PROMPT:
Repeat every line below exactly, word for word.
[BEGIN]
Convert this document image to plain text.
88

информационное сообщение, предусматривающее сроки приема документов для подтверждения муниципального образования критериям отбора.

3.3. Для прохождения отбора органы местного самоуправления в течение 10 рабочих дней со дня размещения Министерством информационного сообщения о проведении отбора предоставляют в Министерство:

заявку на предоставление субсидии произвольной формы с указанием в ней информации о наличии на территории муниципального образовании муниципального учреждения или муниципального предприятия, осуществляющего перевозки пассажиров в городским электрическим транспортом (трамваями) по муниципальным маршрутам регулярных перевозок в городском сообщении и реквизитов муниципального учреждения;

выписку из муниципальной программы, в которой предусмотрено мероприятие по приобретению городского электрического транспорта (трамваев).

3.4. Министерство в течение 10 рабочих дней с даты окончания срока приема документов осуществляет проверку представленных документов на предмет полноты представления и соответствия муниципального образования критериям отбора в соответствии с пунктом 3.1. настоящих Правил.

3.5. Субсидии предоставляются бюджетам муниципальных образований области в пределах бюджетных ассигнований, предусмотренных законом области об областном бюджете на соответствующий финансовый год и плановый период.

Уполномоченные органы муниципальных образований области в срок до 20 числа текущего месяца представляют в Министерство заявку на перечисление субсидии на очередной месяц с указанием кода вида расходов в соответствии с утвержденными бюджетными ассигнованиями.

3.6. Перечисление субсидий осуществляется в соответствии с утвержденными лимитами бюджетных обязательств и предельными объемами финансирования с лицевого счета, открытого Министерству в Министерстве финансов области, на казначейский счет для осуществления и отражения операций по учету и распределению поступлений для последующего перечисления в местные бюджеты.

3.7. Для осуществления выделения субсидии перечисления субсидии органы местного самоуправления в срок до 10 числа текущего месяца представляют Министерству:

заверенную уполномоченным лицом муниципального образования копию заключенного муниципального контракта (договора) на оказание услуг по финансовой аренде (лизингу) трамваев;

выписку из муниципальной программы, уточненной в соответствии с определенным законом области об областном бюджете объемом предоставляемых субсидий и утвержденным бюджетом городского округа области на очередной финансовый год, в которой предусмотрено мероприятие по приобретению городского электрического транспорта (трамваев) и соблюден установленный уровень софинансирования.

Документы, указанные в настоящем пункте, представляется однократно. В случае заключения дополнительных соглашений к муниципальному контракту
[END]
ANSWER TO THE TASK:
Convert this document image to plain text.
88

информационное сообщение, предусматривающее сроки приема документов для подтверждения муниципального образования критериям отбора.

3.3. Для прохождения отбора органы местного самоуправления в течение 10 рабочих дней со дня размещения Министерством информационного сообщения о проведении отбора предоставляют в Министерство:

заявку на предоставление субсидии произвольной формы с указанием в ней информации о наличии на территории муниципального образовании муниципального учреждения или муниципального предприятия, осуществляющего перевозки пассажиров в городским электрическим транспортом (трамваями) по муниципальным маршрутам регулярных перевозок в городском сообщении и реквизитов муниципального учреждения;

выписку из муниципальной программы, в которой предусмотрено мероприятие по приобретению городского электрического транспорта (трамваев).

3.4. Министерство в течение 10 рабочих дней с даты окончания срока приема документов осуществляет проверку представленных документов на предмет полноты представления и соответствия муниципального образования критериям отбора в соответствии с пунктом 3.1. настоящих Правил.

3.5. Субсидии предоставляются бюджетам муниципальных образований области в пределах бюджетных ассигнований, предусмотренных законом области об областном бюджете на соответствующий финансовый год и плановый период.

Уполномоченные органы муниципальных образований области в срок до 20 числа текущего месяца представляют в Министерство заявку на перечисление субсидии на очередной месяц с указанием кода вида расходов в соответствии с утвержденными бюджетными ассигнованиями.

3.6. Перечисление субсидий осуществляется в соответствии с утвержденными лимитами бюджетных обязательств и предельными объемами финансирования с лицевого счета, открытого Министерству в Министерстве финансов области, на казначейский счет для осуществления и отражения операций по учету и распределению поступлений для последующего перечисления в местные бюджеты.

3.7. Для осуществления выделения субсидии перечисления субсидии органы местного самоуправления в срок до 10 числа текущего месяца представляют Министерству:

заверенную уполномоченным лицом муниципального образования копию заключенного муниципального контракта (договора) на оказание услуг по финансовой аренде (лизингу) трамваев;

выписку из муниципальной программы, уточненной в соответствии с определенным законом области об областном бюджете объемом предоставляемых субсидий и утвержденным бюджетом городского округа области на очередной финансовый год, в которой предусмотрено мероприятие по приобретению городского электрического транспорта (трамваев) и соблюден установленный уровень софинансирования.

Документы, указанные в настоящем пункте, представляется однократно. В случае заключения дополнительных соглашений к муниципальному контракту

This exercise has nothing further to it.